══ Task data

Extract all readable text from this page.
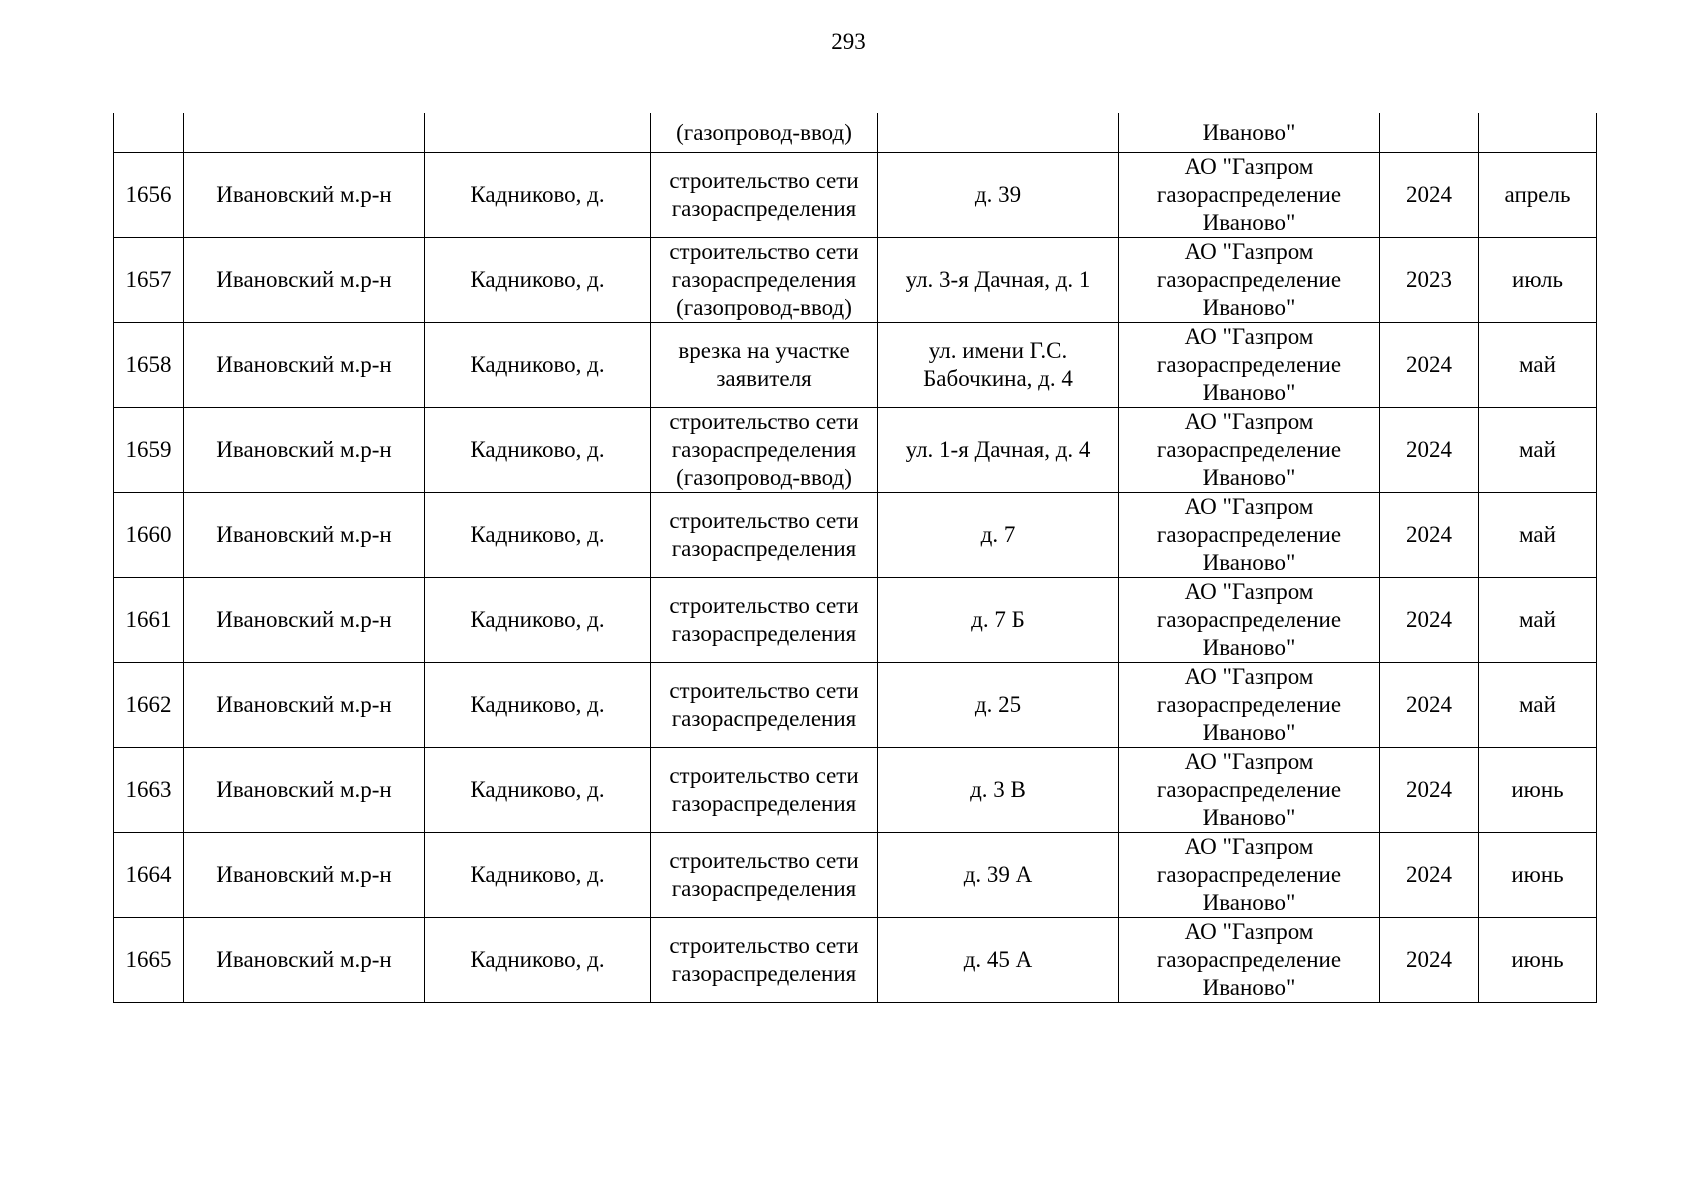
293
			(газопровод-ввод)		Иваново"		
1656	Ивановский м.р-н	Кадниково, д.	строительство сети
газораспределения	д. 39	АО "Газпром
газораспределение
Иваново"	2024	апрель
1657	Ивановский м.р-н	Кадниково, д.	строительство сети
газораспределения
(газопровод-ввод)	ул. 3-я Дачная, д. 1	АО "Газпром
газораспределение
Иваново"	2023	июль
1658	Ивановский м.р-н	Кадниково, д.	врезка на участке
заявителя	ул. имени Г.С.
Бабочкина, д. 4	АО "Газпром
газораспределение
Иваново"	2024	май
1659	Ивановский м.р-н	Кадниково, д.	строительство сети
газораспределения
(газопровод-ввод)	ул. 1-я Дачная, д. 4	АО "Газпром
газораспределение
Иваново"	2024	май
1660	Ивановский м.р-н	Кадниково, д.	строительство сети
газораспределения	д. 7	АО "Газпром
газораспределение
Иваново"	2024	май
1661	Ивановский м.р-н	Кадниково, д.	строительство сети
газораспределения	д. 7 Б	АО "Газпром
газораспределение
Иваново"	2024	май
1662	Ивановский м.р-н	Кадниково, д.	строительство сети
газораспределения	д. 25	АО "Газпром
газораспределение
Иваново"	2024	май
1663	Ивановский м.р-н	Кадниково, д.	строительство сети
газораспределения	д. 3 В	АО "Газпром
газораспределение
Иваново"	2024	июнь
1664	Ивановский м.р-н	Кадниково, д.	строительство сети
газораспределения	д. 39 А	АО "Газпром
газораспределение
Иваново"	2024	июнь
1665	Ивановский м.р-н	Кадниково, д.	строительство сети
газораспределения	д. 45 А	АО "Газпром
газораспределение
Иваново"	2024	июнь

════

== Request ==
Repeat the material above verbatim. Leave the pictures behind.

== Response ==
Extract all readable text from this page.
293
			(газопровод-ввод)		Иваново"		
1656	Ивановский м.р-н	Кадниково, д.	строительство сети
газораспределения	д. 39	АО "Газпром
газораспределение
Иваново"	2024	апрель
1657	Ивановский м.р-н	Кадниково, д.	строительство сети
газораспределения
(газопровод-ввод)	ул. 3-я Дачная, д. 1	АО "Газпром
газораспределение
Иваново"	2023	июль
1658	Ивановский м.р-н	Кадниково, д.	врезка на участке
заявителя	ул. имени Г.С.
Бабочкина, д. 4	АО "Газпром
газораспределение
Иваново"	2024	май
1659	Ивановский м.р-н	Кадниково, д.	строительство сети
газораспределения
(газопровод-ввод)	ул. 1-я Дачная, д. 4	АО "Газпром
газораспределение
Иваново"	2024	май
1660	Ивановский м.р-н	Кадниково, д.	строительство сети
газораспределения	д. 7	АО "Газпром
газораспределение
Иваново"	2024	май
1661	Ивановский м.р-н	Кадниково, д.	строительство сети
газораспределения	д. 7 Б	АО "Газпром
газораспределение
Иваново"	2024	май
1662	Ивановский м.р-н	Кадниково, д.	строительство сети
газораспределения	д. 25	АО "Газпром
газораспределение
Иваново"	2024	май
1663	Ивановский м.р-н	Кадниково, д.	строительство сети
газораспределения	д. 3 В	АО "Газпром
газораспределение
Иваново"	2024	июнь
1664	Ивановский м.р-н	Кадниково, д.	строительство сети
газораспределения	д. 39 А	АО "Газпром
газораспределение
Иваново"	2024	июнь
1665	Ивановский м.р-н	Кадниково, д.	строительство сети
газораспределения	д. 45 А	АО "Газпром
газораспределение
Иваново"	2024	июнь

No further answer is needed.